§ RECORD EXTRACTS

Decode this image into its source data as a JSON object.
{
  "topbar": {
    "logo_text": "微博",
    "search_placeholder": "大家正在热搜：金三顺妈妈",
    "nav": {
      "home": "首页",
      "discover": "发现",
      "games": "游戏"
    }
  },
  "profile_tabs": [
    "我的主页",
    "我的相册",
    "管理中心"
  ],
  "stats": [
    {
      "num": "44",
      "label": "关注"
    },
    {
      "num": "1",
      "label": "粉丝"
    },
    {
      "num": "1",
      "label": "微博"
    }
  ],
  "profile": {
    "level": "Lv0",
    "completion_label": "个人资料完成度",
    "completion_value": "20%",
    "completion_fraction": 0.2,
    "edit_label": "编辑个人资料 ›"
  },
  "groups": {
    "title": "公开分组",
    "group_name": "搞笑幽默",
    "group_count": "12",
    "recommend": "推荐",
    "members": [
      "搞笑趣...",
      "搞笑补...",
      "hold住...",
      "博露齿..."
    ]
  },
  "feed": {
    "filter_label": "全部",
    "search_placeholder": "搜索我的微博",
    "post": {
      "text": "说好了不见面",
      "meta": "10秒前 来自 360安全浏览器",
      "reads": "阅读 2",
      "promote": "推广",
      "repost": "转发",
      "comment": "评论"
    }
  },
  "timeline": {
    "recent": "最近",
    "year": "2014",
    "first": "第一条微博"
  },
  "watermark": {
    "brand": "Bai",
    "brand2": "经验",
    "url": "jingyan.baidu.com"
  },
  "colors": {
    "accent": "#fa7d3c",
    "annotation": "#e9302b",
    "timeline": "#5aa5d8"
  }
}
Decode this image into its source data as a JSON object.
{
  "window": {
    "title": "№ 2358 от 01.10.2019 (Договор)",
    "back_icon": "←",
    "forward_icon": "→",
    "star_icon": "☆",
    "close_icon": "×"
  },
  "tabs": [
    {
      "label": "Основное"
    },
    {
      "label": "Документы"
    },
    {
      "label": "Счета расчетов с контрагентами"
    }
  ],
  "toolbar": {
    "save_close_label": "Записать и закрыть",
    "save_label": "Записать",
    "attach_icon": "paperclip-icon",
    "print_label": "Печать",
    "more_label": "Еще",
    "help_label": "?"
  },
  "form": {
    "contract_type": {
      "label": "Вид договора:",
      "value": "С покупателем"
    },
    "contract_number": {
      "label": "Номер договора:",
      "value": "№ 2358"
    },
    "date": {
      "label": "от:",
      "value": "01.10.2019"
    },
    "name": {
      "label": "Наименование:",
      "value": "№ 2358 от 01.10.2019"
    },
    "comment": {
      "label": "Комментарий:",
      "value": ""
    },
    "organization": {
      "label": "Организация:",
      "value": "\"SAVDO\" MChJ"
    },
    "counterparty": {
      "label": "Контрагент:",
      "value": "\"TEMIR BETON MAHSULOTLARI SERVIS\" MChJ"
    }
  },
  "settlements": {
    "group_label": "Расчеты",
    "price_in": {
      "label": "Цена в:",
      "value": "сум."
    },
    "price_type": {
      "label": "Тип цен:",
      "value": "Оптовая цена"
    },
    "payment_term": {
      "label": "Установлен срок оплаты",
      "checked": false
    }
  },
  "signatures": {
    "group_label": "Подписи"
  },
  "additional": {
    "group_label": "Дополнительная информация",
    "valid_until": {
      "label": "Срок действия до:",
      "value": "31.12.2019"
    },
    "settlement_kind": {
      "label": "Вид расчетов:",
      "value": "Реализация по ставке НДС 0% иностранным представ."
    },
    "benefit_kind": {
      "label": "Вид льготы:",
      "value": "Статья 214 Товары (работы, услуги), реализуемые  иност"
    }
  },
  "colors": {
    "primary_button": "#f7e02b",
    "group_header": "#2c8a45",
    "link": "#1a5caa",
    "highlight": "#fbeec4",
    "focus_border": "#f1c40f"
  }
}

§ EXERCISE INSTRUCTIONS
Go through the listing above and pull out each line containing the word "расчетов".

§ REPLY TO THE EXERCISE
      "label": "Счета расчетов с контрагентами"
      "label": "Вид расчетов:",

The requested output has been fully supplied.